Segment Start: AVAILABLE RECORDS

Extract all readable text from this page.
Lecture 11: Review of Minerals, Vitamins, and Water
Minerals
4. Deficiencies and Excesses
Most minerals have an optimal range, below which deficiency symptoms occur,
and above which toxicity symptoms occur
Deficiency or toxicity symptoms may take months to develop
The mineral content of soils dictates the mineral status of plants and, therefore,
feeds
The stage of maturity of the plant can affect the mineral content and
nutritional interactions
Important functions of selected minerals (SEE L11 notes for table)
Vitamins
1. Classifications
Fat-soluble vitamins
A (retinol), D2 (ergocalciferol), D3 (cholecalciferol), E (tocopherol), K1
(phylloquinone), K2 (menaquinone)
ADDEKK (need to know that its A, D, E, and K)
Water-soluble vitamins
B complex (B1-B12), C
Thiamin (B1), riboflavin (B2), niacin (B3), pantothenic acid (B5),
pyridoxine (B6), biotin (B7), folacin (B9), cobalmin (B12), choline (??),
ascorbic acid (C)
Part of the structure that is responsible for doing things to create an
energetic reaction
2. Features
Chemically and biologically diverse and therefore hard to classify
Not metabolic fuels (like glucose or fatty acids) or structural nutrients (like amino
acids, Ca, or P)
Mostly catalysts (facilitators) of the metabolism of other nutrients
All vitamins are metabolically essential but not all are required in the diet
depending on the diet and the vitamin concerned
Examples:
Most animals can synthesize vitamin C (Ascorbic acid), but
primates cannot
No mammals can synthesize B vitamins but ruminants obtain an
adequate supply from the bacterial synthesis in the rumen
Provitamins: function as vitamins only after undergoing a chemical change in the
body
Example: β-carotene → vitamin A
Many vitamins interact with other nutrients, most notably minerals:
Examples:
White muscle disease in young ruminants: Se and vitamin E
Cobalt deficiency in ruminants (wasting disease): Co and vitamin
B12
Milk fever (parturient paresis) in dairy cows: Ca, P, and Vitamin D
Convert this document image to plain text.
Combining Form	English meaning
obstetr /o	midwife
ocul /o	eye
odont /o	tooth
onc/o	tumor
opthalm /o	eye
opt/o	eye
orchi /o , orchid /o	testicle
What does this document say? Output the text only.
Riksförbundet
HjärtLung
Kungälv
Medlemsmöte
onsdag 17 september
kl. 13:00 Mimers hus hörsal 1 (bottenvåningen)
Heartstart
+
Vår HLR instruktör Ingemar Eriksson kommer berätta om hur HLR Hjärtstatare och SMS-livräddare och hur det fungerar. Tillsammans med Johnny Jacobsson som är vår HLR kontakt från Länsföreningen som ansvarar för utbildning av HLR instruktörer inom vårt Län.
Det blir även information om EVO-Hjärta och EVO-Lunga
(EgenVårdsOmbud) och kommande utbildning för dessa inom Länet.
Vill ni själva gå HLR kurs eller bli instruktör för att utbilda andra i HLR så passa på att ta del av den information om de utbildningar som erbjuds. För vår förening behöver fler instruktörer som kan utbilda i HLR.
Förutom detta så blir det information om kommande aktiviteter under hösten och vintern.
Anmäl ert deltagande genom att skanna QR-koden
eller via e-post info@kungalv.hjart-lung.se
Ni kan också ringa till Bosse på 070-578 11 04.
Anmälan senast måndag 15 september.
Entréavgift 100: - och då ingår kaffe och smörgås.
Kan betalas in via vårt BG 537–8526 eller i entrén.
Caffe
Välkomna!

Segment End: AVAILABLE RECORDS

◆ WHAT IS BEING ASKED: Retype each entry exactly, leaving none of them out.

◆ ANSWER TO THE PROBLEM:
Extract all readable text from this page.
Lecture 11: Review of Minerals, Vitamins, and Water
Minerals
4. Deficiencies and Excesses
Most minerals have an optimal range, below which deficiency symptoms occur,
and above which toxicity symptoms occur
Deficiency or toxicity symptoms may take months to develop
The mineral content of soils dictates the mineral status of plants and, therefore,
feeds
The stage of maturity of the plant can affect the mineral content and
nutritional interactions
Important functions of selected minerals (SEE L11 notes for table)
Vitamins
1. Classifications
Fat-soluble vitamins
A (retinol), D2 (ergocalciferol), D3 (cholecalciferol), E (tocopherol), K1
(phylloquinone), K2 (menaquinone)
ADDEKK (need to know that its A, D, E, and K)
Water-soluble vitamins
B complex (B1-B12), C
Thiamin (B1), riboflavin (B2), niacin (B3), pantothenic acid (B5),
pyridoxine (B6), biotin (B7), folacin (B9), cobalmin (B12), choline (??),
ascorbic acid (C)
Part of the structure that is responsible for doing things to create an
energetic reaction
2. Features
Chemically and biologically diverse and therefore hard to classify
Not metabolic fuels (like glucose or fatty acids) or structural nutrients (like amino
acids, Ca, or P)
Mostly catalysts (facilitators) of the metabolism of other nutrients
All vitamins are metabolically essential but not all are required in the diet
depending on the diet and the vitamin concerned
Examples:
Most animals can synthesize vitamin C (Ascorbic acid), but
primates cannot
No mammals can synthesize B vitamins but ruminants obtain an
adequate supply from the bacterial synthesis in the rumen
Provitamins: function as vitamins only after undergoing a chemical change in the
body
Example: β-carotene → vitamin A
Many vitamins interact with other nutrients, most notably minerals:
Examples:
White muscle disease in young ruminants: Se and vitamin E
Cobalt deficiency in ruminants (wasting disease): Co and vitamin
B12
Milk fever (parturient paresis) in dairy cows: Ca, P, and Vitamin D
Convert this document image to plain text.
Combining Form	English meaning
obstetr /o	midwife
ocul /o	eye
odont /o	tooth
onc/o	tumor
opthalm /o	eye
opt/o	eye
orchi /o , orchid /o	testicle
What does this document say? Output the text only.
Riksförbundet
HjärtLung
Kungälv
Medlemsmöte
onsdag 17 september
kl. 13:00 Mimers hus hörsal 1 (bottenvåningen)
Heartstart
+
Vår HLR instruktör Ingemar Eriksson kommer berätta om hur HLR Hjärtstatare och SMS-livräddare och hur det fungerar. Tillsammans med Johnny Jacobsson som är vår HLR kontakt från Länsföreningen som ansvarar för utbildning av HLR instruktörer inom vårt Län.
Det blir även information om EVO-Hjärta och EVO-Lunga
(EgenVårdsOmbud) och kommande utbildning för dessa inom Länet.
Vill ni själva gå HLR kurs eller bli instruktör för att utbilda andra i HLR så passa på att ta del av den information om de utbildningar som erbjuds. För vår förening behöver fler instruktörer som kan utbilda i HLR.
Förutom detta så blir det information om kommande aktiviteter under hösten och vintern.
Anmäl ert deltagande genom att skanna QR-koden
eller via e-post info@kungalv.hjart-lung.se
Ni kan också ringa till Bosse på 070-578 11 04.
Anmälan senast måndag 15 september.
Entréavgift 100: - och då ingår kaffe och smörgås.
Kan betalas in via vårt BG 537–8526 eller i entrén.
Caffe
Välkomna!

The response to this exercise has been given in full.